Output the data below in full, byte for byte. Nothing may differ.

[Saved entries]
** START **

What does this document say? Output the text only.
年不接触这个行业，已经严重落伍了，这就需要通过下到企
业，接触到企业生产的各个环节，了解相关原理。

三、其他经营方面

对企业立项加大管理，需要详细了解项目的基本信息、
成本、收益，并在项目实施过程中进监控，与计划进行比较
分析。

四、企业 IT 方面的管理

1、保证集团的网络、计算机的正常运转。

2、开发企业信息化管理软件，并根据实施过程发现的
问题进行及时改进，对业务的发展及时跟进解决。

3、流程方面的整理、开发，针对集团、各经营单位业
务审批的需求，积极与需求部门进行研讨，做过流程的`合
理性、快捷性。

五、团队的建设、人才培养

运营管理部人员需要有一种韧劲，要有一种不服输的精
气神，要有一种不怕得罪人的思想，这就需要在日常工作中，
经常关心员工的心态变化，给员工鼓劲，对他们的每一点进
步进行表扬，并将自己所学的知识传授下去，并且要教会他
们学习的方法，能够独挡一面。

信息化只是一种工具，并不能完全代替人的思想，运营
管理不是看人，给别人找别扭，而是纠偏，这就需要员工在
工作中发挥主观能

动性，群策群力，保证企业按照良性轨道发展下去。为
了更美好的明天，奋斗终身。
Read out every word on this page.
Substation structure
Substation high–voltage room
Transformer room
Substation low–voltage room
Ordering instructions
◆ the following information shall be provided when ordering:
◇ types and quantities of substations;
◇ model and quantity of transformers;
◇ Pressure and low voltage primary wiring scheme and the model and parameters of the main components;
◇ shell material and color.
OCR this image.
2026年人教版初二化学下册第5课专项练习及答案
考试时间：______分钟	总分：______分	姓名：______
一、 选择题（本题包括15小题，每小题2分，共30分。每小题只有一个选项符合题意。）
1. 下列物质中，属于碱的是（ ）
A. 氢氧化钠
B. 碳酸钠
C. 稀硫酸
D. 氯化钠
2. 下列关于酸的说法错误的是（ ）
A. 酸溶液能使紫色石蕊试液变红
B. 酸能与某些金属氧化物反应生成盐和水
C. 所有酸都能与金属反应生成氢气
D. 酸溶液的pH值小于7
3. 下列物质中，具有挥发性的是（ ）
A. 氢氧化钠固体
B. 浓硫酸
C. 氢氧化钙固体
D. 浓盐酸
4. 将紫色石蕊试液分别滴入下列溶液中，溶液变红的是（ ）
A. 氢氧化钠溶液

** END **

_RESPONSE FOR THIS EXERCISE_.
What does this document say? Output the text only.
年不接触这个行业，已经严重落伍了，这就需要通过下到企
业，接触到企业生产的各个环节，了解相关原理。

三、其他经营方面

对企业立项加大管理，需要详细了解项目的基本信息、
成本、收益，并在项目实施过程中进监控，与计划进行比较
分析。

四、企业 IT 方面的管理

1、保证集团的网络、计算机的正常运转。

2、开发企业信息化管理软件，并根据实施过程发现的
问题进行及时改进，对业务的发展及时跟进解决。

3、流程方面的整理、开发，针对集团、各经营单位业
务审批的需求，积极与需求部门进行研讨，做过流程的`合
理性、快捷性。

五、团队的建设、人才培养

运营管理部人员需要有一种韧劲，要有一种不服输的精
气神，要有一种不怕得罪人的思想，这就需要在日常工作中，
经常关心员工的心态变化，给员工鼓劲，对他们的每一点进
步进行表扬，并将自己所学的知识传授下去，并且要教会他
们学习的方法，能够独挡一面。

信息化只是一种工具，并不能完全代替人的思想，运营
管理不是看人，给别人找别扭，而是纠偏，这就需要员工在
工作中发挥主观能

动性，群策群力，保证企业按照良性轨道发展下去。为
了更美好的明天，奋斗终身。
Read out every word on this page.
Substation structure
Substation high–voltage room
Transformer room
Substation low–voltage room
Ordering instructions
◆ the following information shall be provided when ordering:
◇ types and quantities of substations;
◇ model and quantity of transformers;
◇ Pressure and low voltage primary wiring scheme and the model and parameters of the main components;
◇ shell material and color.
OCR this image.
2026年人教版初二化学下册第5课专项练习及答案
考试时间：______分钟	总分：______分	姓名：______
一、 选择题（本题包括15小题，每小题2分，共30分。每小题只有一个选项符合题意。）
1. 下列物质中，属于碱的是（ ）
A. 氢氧化钠
B. 碳酸钠
C. 稀硫酸
D. 氯化钠
2. 下列关于酸的说法错误的是（ ）
A. 酸溶液能使紫色石蕊试液变红
B. 酸能与某些金属氧化物反应生成盐和水
C. 所有酸都能与金属反应生成氢气
D. 酸溶液的pH值小于7
3. 下列物质中，具有挥发性的是（ ）
A. 氢氧化钠固体
B. 浓硫酸
C. 氢氧化钙固体
D. 浓盐酸
4. 将紫色石蕊试液分别滴入下列溶液中，溶液变红的是（ ）
A. 氢氧化钠溶液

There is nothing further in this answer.